## Document text
* * * * *
Participants received a diary which they completed each day for 7 days following their clinic visit. The diary contained information regarding efficacy and SEs related to amitriptyline. Scoring was based on a rating scale from 1 to 10, where 1 indicated that the participant was completely satisfied and 10 indicated that the participant was completely dissatisfied. The diary comprised six questions that addressed the following for each day: the intensity of pain/burning in feet, blurred vision, constipation, drowsiness, dryness of the mouth and/or eyes, and difficulty urinating. Patients were asked to return the diary to the recruiter or study coordinator on the day of their next clinic visit or another suitable date. For interpretation, average scores of more than 5.0 were regarded as the threshold confirming the presence of pain or one of the recorded SEs.

Information regarding concomitant drugs (including doses) received by the patients, amitriptyline dose and ethnicity was recorded at the time of recruitment.

Sample processing & CYP2D6 characterization

Blood was collected in ethylenediaminetetraacetic acid (EDTA) vacutainers and high-quality genomic DNA isolated from the leukocyte layer using the Maxwell®16 system (Promega, WI, USA). DNA was stored at -20°C prior to analysis.

Amplification of CYP2D6, detection of the CYP2D6*5 gene deletion and gene duplication alleles was achieved using a modified tetramer multiplex assay [Citation22]. Prior to sequencing, amplified products (5.1 kb) of CYP2D6 were treated with FastAP Thermosensitive Alkaline Phosphatase (Fermentas Life Sciences, Vilnius, Lithuania) according to the supplied protocol. Sequencing of the entire gene (introns and exons) including 5′- and 3′-flanking regions (start and end positions for M33388, AY545216 and hg19 coordinates were: -1543–4180, 2658–8381 and 42,528,341–42,522,613, respectively) was performed by Inqaba Biotechnological Industries (Pty) Ltd. (Pretoria, South Africa), using an ABI Big Dye Terminator Cycle Sequencing kit version 3.1 and 3130 XL and 3500 XL DNA analyzer instruments (Applied Biosystems, Inc., CA, USA). Electropherograms were analyzed using CLC DNA Workbench version 5.5 (CLC bio, Aarhus, Denmark) and aligned to the National Center for Biotechnology Information (NCBI) AY545216 reference sequence for the detection and annotation of sequence variations. The assignment of alleles was done according to The Human Cytochrome P450 Allele Nomenclature Database for CYP2D6 [Citation23].

CYP2D6 genotype calls

Alleles were assigned using a set of ‘key’ SNPs defining star (*) alleles as shown in Supplementary Table 1. These assignments were used to determine diplotypes and phenotype prediction as well as to calculate allele frequencies.
* * * * *
[Document layout analysis data]
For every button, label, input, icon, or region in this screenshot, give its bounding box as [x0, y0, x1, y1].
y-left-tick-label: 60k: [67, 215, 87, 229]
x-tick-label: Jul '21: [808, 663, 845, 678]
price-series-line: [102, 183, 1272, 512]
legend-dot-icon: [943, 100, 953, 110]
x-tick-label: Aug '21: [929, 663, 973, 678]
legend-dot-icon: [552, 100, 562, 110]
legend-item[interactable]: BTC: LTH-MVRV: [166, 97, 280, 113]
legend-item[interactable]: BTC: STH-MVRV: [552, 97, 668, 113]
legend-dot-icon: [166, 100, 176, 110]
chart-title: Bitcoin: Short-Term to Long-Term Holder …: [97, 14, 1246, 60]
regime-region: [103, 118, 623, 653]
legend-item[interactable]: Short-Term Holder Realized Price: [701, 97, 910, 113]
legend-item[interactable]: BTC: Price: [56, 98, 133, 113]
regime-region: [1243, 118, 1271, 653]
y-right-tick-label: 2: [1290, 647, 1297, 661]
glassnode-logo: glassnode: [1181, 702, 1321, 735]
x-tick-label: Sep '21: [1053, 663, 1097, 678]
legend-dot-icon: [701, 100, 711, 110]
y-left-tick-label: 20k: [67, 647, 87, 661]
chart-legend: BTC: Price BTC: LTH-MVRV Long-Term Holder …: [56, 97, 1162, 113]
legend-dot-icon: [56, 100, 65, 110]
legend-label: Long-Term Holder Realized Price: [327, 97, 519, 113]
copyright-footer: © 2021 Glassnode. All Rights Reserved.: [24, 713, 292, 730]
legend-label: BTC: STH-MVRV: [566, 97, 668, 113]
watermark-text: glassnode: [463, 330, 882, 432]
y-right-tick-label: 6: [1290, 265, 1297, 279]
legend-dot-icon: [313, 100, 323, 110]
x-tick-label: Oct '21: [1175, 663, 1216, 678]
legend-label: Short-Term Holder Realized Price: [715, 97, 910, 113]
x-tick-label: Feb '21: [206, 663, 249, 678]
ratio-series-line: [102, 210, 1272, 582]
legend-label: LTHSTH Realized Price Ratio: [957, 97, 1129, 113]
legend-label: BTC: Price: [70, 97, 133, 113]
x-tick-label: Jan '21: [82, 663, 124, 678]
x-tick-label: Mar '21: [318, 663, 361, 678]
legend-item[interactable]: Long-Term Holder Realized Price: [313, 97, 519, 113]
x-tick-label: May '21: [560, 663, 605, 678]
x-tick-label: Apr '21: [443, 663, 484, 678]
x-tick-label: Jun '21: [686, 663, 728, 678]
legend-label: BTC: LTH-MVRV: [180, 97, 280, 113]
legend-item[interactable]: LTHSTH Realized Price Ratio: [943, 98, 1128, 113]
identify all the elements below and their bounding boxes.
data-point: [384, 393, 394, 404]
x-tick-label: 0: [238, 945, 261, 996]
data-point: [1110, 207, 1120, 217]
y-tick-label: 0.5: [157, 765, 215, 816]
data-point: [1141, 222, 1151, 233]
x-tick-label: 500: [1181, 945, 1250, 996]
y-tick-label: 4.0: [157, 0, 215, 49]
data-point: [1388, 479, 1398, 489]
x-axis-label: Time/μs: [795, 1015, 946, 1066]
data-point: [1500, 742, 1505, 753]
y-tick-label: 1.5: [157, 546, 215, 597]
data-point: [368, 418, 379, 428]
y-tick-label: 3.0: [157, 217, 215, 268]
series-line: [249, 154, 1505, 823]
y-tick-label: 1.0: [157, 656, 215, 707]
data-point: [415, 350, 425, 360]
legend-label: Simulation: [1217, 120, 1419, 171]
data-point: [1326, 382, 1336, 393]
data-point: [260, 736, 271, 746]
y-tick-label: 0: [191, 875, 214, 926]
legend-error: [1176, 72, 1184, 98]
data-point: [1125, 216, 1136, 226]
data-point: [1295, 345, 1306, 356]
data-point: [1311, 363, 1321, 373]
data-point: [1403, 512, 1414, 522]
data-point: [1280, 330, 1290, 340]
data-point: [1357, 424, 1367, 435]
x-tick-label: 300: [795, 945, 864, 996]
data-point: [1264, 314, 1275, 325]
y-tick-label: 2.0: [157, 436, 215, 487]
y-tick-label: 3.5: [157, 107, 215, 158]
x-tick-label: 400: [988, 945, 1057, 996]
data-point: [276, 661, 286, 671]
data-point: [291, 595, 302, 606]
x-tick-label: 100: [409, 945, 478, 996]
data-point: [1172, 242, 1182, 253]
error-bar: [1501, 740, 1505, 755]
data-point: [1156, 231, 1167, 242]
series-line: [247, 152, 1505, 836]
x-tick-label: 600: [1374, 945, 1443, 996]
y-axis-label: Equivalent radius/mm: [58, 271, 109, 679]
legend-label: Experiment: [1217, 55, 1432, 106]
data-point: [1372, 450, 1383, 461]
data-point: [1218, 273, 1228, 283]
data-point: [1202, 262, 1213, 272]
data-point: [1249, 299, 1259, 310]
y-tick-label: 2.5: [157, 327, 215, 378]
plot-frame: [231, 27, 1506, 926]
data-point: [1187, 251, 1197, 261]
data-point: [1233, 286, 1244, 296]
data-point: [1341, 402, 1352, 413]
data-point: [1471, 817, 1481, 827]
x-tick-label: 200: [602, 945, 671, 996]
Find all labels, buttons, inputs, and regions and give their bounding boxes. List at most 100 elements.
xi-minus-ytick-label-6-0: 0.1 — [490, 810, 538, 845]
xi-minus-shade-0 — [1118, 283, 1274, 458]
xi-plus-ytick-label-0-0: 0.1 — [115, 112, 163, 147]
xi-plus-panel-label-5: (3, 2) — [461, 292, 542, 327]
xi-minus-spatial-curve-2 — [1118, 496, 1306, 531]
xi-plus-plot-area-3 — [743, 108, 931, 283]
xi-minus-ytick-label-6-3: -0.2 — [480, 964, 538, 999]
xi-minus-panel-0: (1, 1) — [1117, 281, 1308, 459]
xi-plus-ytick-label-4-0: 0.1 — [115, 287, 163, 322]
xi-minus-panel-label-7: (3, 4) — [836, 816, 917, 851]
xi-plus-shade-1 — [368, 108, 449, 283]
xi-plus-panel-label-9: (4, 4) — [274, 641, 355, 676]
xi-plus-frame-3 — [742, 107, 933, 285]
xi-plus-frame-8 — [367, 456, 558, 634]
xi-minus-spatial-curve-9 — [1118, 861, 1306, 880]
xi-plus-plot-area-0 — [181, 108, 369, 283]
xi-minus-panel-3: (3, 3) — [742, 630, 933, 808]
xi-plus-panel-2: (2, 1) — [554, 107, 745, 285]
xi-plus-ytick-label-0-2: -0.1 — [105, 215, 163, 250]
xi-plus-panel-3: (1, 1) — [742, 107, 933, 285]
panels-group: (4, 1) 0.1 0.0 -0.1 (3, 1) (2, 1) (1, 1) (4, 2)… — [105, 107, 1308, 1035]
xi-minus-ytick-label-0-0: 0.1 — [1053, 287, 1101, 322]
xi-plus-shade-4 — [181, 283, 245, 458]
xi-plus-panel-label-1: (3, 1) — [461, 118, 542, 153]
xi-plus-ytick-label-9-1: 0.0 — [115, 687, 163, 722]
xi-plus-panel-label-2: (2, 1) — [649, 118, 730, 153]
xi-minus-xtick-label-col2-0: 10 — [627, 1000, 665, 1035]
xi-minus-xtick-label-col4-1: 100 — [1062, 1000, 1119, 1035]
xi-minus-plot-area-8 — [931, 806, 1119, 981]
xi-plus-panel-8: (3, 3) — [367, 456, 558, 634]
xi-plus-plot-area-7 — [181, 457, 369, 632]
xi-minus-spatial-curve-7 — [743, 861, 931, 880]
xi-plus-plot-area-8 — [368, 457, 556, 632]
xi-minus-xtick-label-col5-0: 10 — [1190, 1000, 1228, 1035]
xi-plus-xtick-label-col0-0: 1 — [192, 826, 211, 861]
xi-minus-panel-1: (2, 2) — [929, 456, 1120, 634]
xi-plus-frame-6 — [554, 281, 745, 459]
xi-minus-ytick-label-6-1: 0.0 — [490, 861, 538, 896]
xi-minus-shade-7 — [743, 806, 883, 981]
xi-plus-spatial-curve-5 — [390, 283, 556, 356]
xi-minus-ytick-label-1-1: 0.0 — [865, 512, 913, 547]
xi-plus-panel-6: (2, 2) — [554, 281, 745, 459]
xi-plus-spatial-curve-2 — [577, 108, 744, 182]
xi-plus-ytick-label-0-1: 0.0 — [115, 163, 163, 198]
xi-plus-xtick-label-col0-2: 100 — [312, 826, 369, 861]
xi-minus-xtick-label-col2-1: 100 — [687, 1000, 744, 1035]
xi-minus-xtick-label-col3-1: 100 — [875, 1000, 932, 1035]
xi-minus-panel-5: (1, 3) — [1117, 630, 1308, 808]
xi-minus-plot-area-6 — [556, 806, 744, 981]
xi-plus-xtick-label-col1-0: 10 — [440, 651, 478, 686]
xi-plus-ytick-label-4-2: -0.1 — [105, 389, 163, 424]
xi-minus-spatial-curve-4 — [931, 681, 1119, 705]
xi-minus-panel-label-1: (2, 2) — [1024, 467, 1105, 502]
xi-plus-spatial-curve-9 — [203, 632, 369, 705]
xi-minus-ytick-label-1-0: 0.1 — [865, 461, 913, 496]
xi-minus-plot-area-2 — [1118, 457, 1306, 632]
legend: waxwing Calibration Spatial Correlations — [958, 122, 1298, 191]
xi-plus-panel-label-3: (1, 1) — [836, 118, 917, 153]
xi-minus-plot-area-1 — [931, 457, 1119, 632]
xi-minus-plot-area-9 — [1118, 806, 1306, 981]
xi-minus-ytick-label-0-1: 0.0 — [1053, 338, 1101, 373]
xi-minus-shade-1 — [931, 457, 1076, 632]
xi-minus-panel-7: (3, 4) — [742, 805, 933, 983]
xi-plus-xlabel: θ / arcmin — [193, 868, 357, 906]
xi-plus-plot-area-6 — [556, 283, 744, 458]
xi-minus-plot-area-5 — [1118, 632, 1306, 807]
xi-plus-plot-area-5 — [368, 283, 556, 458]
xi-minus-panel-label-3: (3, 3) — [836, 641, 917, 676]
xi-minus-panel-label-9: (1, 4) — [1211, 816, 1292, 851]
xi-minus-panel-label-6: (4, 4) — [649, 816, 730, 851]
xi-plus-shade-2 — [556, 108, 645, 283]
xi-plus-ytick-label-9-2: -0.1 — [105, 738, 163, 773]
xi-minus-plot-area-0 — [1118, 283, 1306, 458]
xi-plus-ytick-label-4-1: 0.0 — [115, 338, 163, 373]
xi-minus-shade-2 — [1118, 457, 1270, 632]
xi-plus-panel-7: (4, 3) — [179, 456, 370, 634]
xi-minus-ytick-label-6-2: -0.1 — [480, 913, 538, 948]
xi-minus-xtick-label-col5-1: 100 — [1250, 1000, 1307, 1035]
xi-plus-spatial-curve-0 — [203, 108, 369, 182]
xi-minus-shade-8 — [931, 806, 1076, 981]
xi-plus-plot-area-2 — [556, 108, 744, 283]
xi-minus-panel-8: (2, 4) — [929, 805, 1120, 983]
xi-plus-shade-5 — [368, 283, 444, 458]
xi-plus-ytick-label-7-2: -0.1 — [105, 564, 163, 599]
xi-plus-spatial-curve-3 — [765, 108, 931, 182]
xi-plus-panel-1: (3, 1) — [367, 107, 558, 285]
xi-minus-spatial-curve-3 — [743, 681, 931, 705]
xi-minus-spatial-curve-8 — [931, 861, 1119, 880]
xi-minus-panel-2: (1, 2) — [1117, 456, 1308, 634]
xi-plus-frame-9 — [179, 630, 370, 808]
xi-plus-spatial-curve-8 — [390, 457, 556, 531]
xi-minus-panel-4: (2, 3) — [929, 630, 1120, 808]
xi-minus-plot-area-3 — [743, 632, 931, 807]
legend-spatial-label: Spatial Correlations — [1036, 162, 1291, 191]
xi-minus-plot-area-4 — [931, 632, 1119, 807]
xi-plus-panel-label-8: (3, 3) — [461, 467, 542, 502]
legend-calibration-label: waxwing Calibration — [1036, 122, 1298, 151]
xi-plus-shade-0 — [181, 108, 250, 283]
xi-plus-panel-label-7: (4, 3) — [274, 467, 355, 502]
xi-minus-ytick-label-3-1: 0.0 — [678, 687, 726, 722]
* * * * *
## Questions on the material
a: Rewrite the study methods text, everything from "Information regarding concomitant" down to "prior to analysis.", replacing "vacutainers" with "collection tubes".
b: According to the study methods text, at what temperature was the DNA stored before analysis?
c: Carry the study methods text further, starting after its final sentence.

## Numbered answers
a:
Information regarding concomitant drugs (including doses) received by the patients, amitriptyline dose and ethnicity was recorded at the time of recruitment.

Sample processing & CYP2D6 characterization

Blood was collected in ethylenediaminetetraacetic acid (EDTA) collection tubes and high-quality genomic DNA isolated from the leukocyte layer using the Maxwell®16 system (Promega, WI, USA). DNA was stored at -20°C prior to analysis.

b: At -20°C.

c:
The majority of subjects contained additional SNPs that could not or only in part, be reconciled with allele definitions described by the nomenclature database. Novel variant haplotypes were manually inferred by taking into account allele definitions (per the nomenclature database), variants described previously [Citation24] and novel variants found in this study that could unequivocally be determined to be due to the presence of the CYP2D6*5 gene deletion (Supplementary Table 1). A subset of individuals carried novel SNP(s) that could not be assigned to either allele.

CYP2D6 phenotype prediction

CYP2D6 genotypes were translated into phenotype as previously described [Citation25], using the activity score system (Supplementary Table 2). Briefly, the sum of values assigned to each allele provides the activity score that is used to group subjects into the following phenotype groups: 0 indicates PM status; a score of 0.5 indicates IM status; scores between 1 and 2 indicate NM status and a score more than 2 indicates UM status.

Statistical evaluation

The GraphPad Prism version 5 for Windows (GraphPad Software, CA, USA) was used to generate scatter plots.

For power calculations, and given that six measurables were reported in the participant questionnaires, multiple testing was corrected for by applying the Bonferroni inequality principle [Citation26]. Therefore, each variable was measured against a significance level of 0.00833 (i.e., 0.05/6). Based on the data gathered during the preliminary study, the noncentrality parameters of the Analysis of Variance (ANOVA) F-tests [Citation27] were calculated to compare the sample means. Based on the noncentral F-distribution, the power was calculated for overall sample sizes at 30, 60, 90, 120, 150 and 180.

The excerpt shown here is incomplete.